* Begin Data for this task *

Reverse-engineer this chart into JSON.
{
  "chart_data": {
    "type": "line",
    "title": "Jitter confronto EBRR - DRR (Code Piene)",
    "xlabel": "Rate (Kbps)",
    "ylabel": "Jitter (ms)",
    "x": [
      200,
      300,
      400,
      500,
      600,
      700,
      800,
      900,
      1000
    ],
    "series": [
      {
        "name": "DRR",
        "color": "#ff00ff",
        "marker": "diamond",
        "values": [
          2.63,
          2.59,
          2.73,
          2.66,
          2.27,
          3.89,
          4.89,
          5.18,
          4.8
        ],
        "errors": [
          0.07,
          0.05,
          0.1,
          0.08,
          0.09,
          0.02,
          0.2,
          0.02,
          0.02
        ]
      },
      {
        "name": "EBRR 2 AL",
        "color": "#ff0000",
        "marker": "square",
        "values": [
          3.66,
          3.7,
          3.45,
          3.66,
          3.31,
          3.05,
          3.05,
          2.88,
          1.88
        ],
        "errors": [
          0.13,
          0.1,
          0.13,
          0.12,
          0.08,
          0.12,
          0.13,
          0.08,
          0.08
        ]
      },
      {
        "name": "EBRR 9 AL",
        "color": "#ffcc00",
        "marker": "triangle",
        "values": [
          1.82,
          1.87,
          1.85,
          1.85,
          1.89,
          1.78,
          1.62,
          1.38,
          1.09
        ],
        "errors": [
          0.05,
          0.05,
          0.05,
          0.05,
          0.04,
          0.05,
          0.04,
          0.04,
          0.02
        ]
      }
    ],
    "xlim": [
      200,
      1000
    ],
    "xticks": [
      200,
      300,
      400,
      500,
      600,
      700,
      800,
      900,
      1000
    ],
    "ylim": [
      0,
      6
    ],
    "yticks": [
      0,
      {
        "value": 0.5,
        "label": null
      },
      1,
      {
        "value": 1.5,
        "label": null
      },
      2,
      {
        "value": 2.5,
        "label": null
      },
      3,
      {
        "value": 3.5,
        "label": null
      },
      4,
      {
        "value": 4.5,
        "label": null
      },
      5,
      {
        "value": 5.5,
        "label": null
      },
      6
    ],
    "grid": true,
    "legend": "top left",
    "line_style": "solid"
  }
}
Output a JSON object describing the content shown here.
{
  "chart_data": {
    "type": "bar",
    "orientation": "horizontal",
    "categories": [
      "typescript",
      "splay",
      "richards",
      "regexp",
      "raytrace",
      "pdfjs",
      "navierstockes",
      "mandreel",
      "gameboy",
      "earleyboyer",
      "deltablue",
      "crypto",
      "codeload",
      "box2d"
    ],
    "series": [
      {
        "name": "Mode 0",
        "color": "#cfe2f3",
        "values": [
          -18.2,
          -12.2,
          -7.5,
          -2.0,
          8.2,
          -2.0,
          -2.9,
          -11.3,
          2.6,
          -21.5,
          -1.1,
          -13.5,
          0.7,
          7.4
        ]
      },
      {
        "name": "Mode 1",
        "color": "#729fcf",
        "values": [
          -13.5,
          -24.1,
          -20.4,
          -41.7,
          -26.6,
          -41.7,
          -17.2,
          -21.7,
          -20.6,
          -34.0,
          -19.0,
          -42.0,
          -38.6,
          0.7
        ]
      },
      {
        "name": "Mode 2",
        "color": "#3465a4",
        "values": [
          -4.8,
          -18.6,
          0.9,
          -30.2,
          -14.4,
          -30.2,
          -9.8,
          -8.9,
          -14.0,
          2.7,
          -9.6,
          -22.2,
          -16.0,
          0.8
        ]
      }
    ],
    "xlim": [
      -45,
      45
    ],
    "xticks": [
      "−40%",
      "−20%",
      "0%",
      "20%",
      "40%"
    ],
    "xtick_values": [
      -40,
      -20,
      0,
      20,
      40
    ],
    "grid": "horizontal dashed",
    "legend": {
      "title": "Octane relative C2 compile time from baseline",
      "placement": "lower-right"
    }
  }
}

* End Data for this task *
* Begin Data for this task *

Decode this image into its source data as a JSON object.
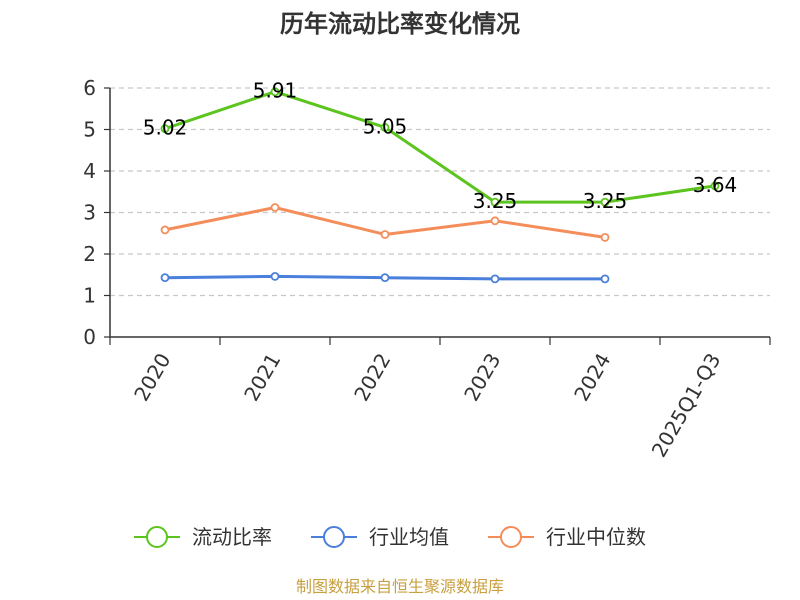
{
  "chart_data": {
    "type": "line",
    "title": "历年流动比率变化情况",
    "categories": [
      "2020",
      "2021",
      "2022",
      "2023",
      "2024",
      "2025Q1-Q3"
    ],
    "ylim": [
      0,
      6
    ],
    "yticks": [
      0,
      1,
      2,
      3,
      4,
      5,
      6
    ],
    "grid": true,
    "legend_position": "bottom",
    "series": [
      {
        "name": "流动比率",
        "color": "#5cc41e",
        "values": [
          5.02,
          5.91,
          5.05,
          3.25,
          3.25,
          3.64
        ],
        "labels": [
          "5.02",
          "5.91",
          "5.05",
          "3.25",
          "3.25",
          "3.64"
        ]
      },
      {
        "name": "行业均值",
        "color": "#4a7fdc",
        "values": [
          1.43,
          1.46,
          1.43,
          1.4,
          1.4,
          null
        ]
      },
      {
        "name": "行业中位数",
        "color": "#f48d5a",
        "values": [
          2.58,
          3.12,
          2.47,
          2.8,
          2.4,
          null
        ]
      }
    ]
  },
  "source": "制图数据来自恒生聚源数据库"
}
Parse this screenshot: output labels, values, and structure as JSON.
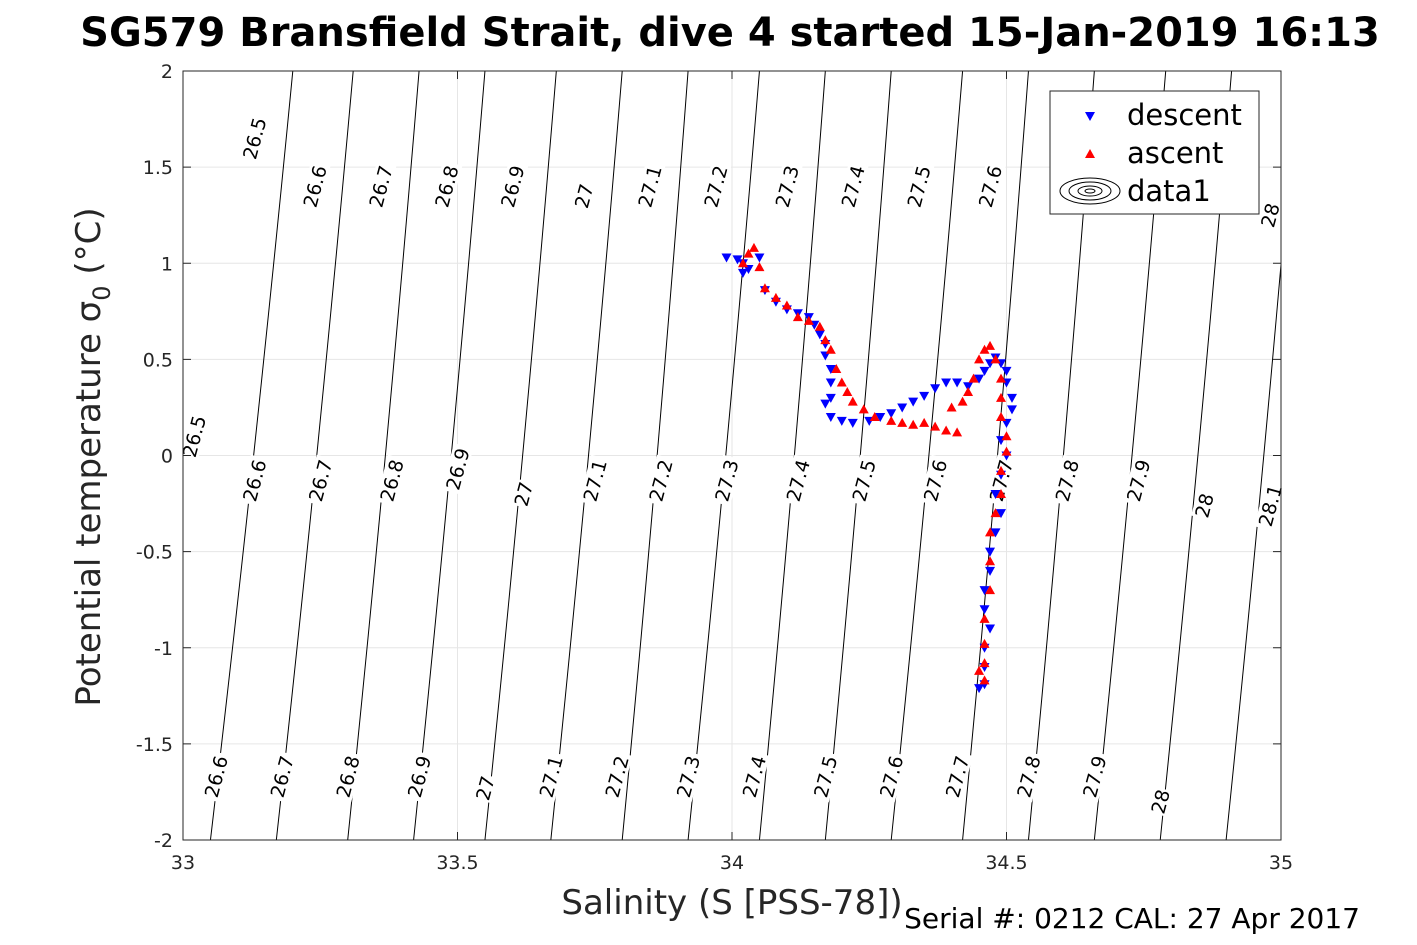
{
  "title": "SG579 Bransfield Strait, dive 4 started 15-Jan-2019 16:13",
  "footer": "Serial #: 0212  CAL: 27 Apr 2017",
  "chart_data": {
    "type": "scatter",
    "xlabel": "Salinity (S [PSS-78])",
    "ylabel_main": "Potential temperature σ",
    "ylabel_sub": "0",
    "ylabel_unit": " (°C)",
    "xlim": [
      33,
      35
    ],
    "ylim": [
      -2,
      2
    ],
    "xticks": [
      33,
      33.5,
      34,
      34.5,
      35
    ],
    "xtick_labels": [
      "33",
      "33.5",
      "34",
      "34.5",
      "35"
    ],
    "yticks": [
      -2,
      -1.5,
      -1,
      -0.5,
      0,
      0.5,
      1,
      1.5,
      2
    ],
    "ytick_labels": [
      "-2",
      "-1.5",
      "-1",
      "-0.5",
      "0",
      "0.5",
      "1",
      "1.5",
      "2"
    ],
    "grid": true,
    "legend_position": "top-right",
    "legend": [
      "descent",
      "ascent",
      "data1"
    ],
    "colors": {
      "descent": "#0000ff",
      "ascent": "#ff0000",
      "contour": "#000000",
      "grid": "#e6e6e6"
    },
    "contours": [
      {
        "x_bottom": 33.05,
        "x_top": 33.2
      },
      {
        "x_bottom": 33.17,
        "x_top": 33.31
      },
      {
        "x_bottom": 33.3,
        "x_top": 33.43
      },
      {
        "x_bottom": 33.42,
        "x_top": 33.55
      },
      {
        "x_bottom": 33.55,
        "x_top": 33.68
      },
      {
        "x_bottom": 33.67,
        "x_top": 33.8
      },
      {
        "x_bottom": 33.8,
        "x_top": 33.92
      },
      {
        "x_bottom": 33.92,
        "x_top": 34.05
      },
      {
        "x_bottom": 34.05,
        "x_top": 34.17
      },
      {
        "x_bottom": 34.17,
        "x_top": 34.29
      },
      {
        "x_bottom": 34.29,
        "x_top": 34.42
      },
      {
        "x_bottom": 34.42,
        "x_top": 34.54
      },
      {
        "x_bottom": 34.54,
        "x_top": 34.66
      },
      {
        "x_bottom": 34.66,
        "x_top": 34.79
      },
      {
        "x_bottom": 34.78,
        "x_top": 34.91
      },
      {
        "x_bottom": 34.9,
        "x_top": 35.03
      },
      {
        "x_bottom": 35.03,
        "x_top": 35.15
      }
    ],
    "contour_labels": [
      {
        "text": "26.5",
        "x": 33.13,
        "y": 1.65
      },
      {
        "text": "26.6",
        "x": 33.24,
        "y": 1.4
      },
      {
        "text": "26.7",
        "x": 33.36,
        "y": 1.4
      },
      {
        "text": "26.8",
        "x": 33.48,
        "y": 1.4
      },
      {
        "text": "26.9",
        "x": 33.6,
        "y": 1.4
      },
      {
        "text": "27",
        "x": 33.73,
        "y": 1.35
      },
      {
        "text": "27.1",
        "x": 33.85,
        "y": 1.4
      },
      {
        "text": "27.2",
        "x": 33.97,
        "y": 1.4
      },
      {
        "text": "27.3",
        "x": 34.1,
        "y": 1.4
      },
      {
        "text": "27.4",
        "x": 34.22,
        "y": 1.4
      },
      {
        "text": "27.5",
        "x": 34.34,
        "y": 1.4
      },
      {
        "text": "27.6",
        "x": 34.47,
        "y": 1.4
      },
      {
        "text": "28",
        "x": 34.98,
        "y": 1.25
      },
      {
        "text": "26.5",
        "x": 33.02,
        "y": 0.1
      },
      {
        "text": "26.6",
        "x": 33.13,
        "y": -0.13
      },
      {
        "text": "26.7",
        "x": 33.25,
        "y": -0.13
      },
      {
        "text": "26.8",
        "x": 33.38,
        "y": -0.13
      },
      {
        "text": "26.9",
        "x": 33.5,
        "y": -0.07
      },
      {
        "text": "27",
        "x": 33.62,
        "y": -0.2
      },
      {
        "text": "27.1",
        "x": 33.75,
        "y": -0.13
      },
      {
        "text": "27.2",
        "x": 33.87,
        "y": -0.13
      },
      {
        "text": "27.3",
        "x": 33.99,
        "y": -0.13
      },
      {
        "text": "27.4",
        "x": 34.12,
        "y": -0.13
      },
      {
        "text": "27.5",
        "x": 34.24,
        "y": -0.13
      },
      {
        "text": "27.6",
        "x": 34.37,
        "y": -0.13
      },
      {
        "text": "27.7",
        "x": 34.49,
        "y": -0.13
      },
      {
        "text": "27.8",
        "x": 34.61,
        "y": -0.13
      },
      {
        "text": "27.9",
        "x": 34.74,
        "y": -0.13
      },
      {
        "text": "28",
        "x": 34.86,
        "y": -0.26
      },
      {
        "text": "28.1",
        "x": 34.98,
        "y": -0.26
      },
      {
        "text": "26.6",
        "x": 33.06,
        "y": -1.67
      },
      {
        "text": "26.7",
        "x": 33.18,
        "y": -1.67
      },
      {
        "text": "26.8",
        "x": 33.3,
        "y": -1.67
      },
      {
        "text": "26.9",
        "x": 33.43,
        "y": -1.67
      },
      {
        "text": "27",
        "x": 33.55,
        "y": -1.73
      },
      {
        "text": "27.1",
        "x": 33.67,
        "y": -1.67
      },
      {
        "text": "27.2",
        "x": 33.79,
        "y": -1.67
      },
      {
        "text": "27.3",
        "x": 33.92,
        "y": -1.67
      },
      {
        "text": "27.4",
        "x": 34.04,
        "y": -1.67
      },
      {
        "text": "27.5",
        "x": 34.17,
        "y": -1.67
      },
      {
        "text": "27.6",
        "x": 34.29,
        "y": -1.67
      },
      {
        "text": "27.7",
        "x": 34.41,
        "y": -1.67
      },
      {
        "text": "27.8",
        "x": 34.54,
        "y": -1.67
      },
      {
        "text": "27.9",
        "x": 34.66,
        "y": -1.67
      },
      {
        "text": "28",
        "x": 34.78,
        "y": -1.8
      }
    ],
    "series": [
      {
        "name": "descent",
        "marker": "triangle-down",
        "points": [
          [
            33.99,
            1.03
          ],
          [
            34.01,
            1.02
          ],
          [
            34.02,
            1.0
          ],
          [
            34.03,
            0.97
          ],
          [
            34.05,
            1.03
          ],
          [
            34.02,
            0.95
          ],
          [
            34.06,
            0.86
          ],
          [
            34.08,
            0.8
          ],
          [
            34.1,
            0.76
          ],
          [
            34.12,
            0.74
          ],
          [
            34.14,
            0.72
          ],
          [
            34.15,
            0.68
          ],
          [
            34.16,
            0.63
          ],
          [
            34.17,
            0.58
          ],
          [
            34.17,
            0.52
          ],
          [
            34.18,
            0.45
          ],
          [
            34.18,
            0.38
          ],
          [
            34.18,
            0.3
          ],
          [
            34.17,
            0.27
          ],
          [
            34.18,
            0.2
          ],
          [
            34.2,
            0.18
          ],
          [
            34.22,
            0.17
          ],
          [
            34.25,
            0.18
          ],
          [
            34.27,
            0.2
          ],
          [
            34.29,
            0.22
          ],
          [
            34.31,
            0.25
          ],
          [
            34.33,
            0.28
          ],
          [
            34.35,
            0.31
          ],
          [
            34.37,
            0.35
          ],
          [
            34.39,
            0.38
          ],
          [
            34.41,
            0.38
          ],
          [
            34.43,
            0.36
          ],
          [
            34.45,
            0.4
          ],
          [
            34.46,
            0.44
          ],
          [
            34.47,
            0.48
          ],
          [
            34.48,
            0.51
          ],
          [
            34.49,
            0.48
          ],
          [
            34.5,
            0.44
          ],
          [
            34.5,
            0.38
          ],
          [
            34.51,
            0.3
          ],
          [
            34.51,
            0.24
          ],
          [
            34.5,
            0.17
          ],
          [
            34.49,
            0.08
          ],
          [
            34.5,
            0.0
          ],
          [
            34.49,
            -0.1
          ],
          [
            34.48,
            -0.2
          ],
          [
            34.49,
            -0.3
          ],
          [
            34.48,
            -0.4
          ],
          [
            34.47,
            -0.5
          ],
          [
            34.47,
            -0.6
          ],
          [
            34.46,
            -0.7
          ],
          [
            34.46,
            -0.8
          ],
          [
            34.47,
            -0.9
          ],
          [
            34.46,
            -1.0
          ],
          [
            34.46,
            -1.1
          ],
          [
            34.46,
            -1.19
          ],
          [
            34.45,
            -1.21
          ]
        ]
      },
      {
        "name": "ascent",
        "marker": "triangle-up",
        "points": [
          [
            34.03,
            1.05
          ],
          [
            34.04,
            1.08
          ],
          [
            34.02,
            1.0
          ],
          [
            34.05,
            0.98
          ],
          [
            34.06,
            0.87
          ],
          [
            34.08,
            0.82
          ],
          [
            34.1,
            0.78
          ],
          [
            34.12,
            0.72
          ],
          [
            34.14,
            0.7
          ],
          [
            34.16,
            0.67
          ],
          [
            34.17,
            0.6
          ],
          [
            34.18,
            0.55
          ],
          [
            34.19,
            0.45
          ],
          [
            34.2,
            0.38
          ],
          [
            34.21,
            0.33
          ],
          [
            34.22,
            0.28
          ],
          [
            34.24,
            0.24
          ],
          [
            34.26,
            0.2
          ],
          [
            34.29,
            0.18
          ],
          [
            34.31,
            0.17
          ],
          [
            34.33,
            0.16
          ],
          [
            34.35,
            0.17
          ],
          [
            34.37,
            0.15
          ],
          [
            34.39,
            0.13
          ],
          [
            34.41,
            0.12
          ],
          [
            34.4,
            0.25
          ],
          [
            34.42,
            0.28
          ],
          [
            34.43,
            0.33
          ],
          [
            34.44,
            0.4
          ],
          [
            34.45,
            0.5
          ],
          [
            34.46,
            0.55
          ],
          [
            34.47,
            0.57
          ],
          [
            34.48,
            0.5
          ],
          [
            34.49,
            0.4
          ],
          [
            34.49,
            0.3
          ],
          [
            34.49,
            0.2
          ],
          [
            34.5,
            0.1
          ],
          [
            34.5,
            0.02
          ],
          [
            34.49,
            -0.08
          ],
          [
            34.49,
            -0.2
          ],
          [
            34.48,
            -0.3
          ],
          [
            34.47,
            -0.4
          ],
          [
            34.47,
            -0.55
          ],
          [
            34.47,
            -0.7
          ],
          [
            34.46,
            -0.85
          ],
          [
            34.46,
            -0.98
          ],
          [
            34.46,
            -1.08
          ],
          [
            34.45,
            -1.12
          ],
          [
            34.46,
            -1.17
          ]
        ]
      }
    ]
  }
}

* End Data for this task *
* Begin Data for this task *

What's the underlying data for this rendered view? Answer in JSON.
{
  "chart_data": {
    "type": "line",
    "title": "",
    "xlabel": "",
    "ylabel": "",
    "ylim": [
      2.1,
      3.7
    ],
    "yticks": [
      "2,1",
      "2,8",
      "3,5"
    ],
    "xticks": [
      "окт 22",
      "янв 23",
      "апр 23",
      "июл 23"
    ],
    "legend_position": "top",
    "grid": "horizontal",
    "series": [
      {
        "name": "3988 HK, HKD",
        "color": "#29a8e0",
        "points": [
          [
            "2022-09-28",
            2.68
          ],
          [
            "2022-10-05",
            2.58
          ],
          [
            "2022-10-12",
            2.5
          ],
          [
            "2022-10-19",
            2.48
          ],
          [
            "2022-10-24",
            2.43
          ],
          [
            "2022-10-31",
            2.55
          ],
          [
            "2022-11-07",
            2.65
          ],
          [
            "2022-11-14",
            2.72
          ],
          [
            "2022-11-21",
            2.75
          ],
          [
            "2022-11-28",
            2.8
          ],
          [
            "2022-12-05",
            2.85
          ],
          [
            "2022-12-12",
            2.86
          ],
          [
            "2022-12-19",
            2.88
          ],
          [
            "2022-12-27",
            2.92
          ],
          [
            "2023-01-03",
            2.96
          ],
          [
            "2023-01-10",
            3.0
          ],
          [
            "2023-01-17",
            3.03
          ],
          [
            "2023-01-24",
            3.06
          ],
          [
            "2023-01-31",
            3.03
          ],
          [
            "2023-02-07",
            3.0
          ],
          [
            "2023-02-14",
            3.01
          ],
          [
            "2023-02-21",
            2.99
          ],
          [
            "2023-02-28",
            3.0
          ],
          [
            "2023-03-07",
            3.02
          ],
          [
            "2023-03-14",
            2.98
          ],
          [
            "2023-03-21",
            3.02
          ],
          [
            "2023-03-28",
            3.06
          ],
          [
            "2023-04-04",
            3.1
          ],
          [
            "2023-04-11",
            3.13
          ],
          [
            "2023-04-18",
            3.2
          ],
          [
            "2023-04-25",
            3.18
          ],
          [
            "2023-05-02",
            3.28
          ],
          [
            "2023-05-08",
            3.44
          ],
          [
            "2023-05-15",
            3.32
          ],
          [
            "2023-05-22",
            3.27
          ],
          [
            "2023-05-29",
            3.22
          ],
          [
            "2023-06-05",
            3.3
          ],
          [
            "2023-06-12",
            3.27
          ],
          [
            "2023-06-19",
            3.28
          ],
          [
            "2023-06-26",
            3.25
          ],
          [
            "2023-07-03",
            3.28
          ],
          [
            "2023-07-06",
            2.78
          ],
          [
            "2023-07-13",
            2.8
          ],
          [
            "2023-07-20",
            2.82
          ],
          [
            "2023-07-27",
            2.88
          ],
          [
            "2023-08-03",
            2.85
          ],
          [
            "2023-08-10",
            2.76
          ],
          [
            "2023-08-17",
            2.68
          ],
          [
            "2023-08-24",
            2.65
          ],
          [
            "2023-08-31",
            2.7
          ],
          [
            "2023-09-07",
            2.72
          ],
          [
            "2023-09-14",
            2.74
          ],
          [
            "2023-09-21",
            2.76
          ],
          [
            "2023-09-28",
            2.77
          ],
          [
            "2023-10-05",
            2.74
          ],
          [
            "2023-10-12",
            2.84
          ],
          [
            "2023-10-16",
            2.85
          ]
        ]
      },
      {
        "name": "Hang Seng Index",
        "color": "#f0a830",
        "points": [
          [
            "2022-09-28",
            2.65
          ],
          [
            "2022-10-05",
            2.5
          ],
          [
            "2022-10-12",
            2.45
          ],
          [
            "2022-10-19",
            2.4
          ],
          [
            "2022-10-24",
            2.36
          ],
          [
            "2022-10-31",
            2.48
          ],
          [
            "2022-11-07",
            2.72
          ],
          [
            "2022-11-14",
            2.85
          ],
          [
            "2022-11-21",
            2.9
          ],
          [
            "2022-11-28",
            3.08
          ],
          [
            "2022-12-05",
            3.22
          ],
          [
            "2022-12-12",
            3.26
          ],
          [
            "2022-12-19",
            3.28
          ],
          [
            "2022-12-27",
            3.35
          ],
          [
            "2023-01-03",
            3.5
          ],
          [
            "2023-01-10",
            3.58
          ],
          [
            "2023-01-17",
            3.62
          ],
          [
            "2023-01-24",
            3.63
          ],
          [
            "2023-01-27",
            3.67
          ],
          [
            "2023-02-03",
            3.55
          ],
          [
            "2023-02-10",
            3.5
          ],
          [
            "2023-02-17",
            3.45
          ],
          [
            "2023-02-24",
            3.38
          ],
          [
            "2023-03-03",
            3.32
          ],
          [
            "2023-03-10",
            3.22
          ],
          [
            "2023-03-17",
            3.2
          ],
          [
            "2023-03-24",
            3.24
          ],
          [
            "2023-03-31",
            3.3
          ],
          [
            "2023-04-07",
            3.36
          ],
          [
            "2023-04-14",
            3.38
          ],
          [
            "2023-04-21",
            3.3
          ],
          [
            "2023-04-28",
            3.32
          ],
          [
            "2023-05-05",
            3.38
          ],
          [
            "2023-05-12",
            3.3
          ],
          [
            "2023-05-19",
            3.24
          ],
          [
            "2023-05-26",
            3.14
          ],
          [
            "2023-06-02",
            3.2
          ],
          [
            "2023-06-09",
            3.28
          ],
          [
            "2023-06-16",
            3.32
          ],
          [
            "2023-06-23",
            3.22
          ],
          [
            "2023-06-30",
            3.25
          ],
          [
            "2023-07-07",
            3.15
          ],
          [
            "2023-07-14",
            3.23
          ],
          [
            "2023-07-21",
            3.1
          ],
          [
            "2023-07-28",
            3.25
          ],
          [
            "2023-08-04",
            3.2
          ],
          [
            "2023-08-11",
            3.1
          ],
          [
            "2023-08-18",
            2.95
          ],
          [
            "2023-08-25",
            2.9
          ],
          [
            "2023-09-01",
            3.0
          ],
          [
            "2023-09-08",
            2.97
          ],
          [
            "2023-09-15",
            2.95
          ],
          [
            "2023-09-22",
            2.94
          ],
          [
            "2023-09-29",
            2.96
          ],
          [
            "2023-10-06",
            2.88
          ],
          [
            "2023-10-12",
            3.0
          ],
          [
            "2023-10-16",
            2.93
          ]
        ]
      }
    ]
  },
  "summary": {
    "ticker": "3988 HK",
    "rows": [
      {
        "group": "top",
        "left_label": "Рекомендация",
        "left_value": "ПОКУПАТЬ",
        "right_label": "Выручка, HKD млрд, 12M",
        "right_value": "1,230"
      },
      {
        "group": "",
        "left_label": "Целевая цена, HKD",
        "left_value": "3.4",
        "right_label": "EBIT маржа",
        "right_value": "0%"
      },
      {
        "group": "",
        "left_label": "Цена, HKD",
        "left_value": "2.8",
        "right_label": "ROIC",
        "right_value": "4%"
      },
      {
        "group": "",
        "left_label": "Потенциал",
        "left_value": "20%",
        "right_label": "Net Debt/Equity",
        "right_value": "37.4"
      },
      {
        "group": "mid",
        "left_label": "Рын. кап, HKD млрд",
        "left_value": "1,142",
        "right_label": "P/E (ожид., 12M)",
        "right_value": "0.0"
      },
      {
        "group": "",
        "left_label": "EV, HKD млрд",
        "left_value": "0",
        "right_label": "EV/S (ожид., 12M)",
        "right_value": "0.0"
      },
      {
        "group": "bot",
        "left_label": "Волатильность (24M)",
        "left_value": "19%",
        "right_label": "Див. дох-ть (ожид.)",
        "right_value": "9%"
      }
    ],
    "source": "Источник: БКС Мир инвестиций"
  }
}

* End Data for this task *

=== What is required ===
Tally every line of the data that holds the word "into" and write the count alone.

=== Response to the exercise ===
2